Wherever the string "with" appears, copy the whole line.

WORKING DATA.
──────

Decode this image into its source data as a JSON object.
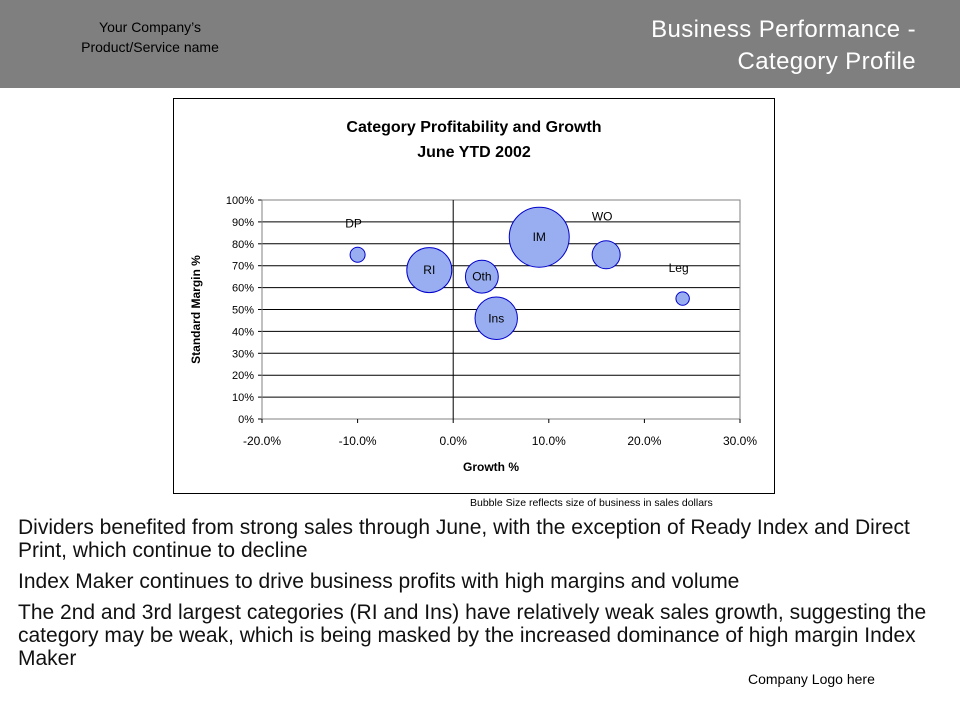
{
  "header": {
    "company_name": "Your Company’s\nProduct/Service name",
    "title": "Business Performance -\nCategory Profile",
    "background_color": "#7f7f7f"
  },
  "chart_data": {
    "type": "scatter",
    "subtype": "bubble",
    "title": "Category Profitability and Growth",
    "subtitle": "June YTD 2002",
    "xlabel": "Growth %",
    "ylabel": "Standard Margin %",
    "xlim": [
      -0.2,
      0.3
    ],
    "ylim": [
      0,
      1.0
    ],
    "x_ticks": [
      "-20.0%",
      "-10.0%",
      "0.0%",
      "10.0%",
      "20.0%",
      "30.0%"
    ],
    "y_ticks": [
      "0%",
      "10%",
      "20%",
      "30%",
      "40%",
      "50%",
      "60%",
      "70%",
      "80%",
      "90%",
      "100%"
    ],
    "grid": "horizontal",
    "bubble_color": "#99aef0",
    "series": [
      {
        "label": "DP",
        "x": -0.1,
        "y": 0.75,
        "size": 1.0,
        "label_pos": "above"
      },
      {
        "label": "RI",
        "x": -0.025,
        "y": 0.68,
        "size": 9.0,
        "label_pos": "inside"
      },
      {
        "label": "Oth",
        "x": 0.03,
        "y": 0.65,
        "size": 4.8,
        "label_pos": "inside"
      },
      {
        "label": "IM",
        "x": 0.09,
        "y": 0.83,
        "size": 16.0,
        "label_pos": "inside"
      },
      {
        "label": "WO",
        "x": 0.16,
        "y": 0.75,
        "size": 3.5,
        "label_pos": "above"
      },
      {
        "label": "Ins",
        "x": 0.045,
        "y": 0.46,
        "size": 8.0,
        "label_pos": "inside"
      },
      {
        "label": "Leg",
        "x": 0.24,
        "y": 0.55,
        "size": 0.8,
        "label_pos": "above"
      }
    ]
  },
  "footnote": "Bubble Size reflects size of business in sales dollars",
  "bullets": [
    "Dividers benefited from strong sales through June, with the exception of Ready Index and Direct Print, which continue to decline",
    "Index Maker continues to drive business profits with high margins and volume",
    "The 2nd and 3rd largest categories (RI and Ins) have relatively weak sales growth, suggesting the category may be weak, which is being masked by the increased dominance of high margin Index Maker"
  ],
  "logo_text": "Company Logo here"
}
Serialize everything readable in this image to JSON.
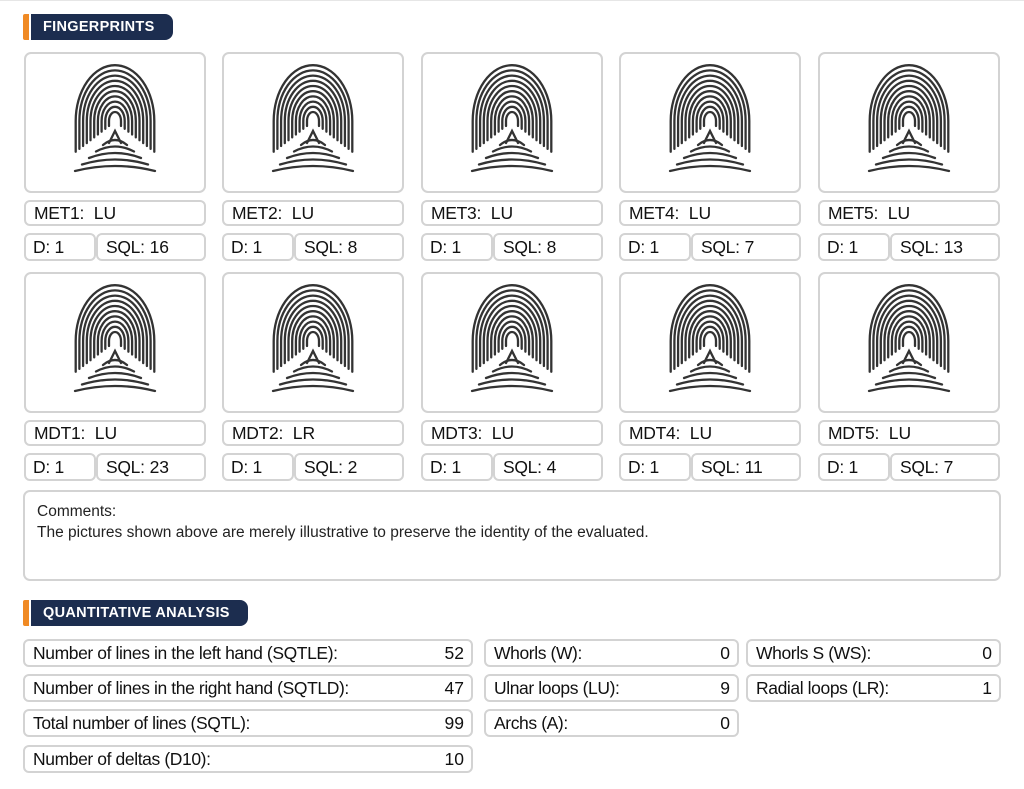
{
  "fingerprints_section": {
    "title": "FINGERPRINTS"
  },
  "fingerprints": [
    {
      "name": "MET1:",
      "pattern": "LU",
      "d": "D: 1",
      "sql_label": "SQL:",
      "sql": "16"
    },
    {
      "name": "MET2:",
      "pattern": "LU",
      "d": "D: 1",
      "sql_label": "SQL:",
      "sql": "8"
    },
    {
      "name": "MET3:",
      "pattern": "LU",
      "d": "D: 1",
      "sql_label": "SQL:",
      "sql": "8"
    },
    {
      "name": "MET4:",
      "pattern": "LU",
      "d": "D: 1",
      "sql_label": "SQL:",
      "sql": "7"
    },
    {
      "name": "MET5:",
      "pattern": "LU",
      "d": "D: 1",
      "sql_label": "SQL:",
      "sql": "13"
    },
    {
      "name": "MDT1:",
      "pattern": "LU",
      "d": "D: 1",
      "sql_label": "SQL:",
      "sql": "23"
    },
    {
      "name": "MDT2:",
      "pattern": "LR",
      "d": "D: 1",
      "sql_label": "SQL:",
      "sql": "2"
    },
    {
      "name": "MDT3:",
      "pattern": "LU",
      "d": "D: 1",
      "sql_label": "SQL:",
      "sql": "4"
    },
    {
      "name": "MDT4:",
      "pattern": "LU",
      "d": "D: 1",
      "sql_label": "SQL:",
      "sql": "11"
    },
    {
      "name": "MDT5:",
      "pattern": "LU",
      "d": "D: 1",
      "sql_label": "SQL:",
      "sql": "7"
    }
  ],
  "comments": {
    "label": "Comments:",
    "text": "The pictures shown above are merely illustrative to preserve the identity of the evaluated."
  },
  "quantitative_section": {
    "title": "QUANTITATIVE ANALYSIS"
  },
  "quantitative": {
    "sqtle": {
      "label": "Number of lines in the left hand (SQTLE):",
      "value": "52"
    },
    "sqtld": {
      "label": "Number of lines in the right hand (SQTLD):",
      "value": "47"
    },
    "sqtl": {
      "label": "Total number of lines (SQTL):",
      "value": "99"
    },
    "d10": {
      "label": "Number of deltas (D10):",
      "value": "10"
    },
    "whorls": {
      "label": "Whorls (W):",
      "value": "0"
    },
    "ulnar": {
      "label": "Ulnar loops (LU):",
      "value": "9"
    },
    "arches": {
      "label": "Archs (A):",
      "value": "0"
    },
    "whorls_s": {
      "label": "Whorls S (WS):",
      "value": "0"
    },
    "radial": {
      "label": "Radial loops (LR):",
      "value": "1"
    }
  },
  "colors": {
    "accent": "#f08a24",
    "header_bg": "#1c2d4f",
    "border": "#d3d3d3",
    "print": "#333333"
  },
  "icons": {
    "fingerprint": "fingerprint-icon"
  }
}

──────

EXERCISE RESULT.
    "Dividers benefited from strong sales through June, with the exception of Ready Index and Direct Print, which continue to decline",
    "Index Maker continues to drive business profits with high margins and volume",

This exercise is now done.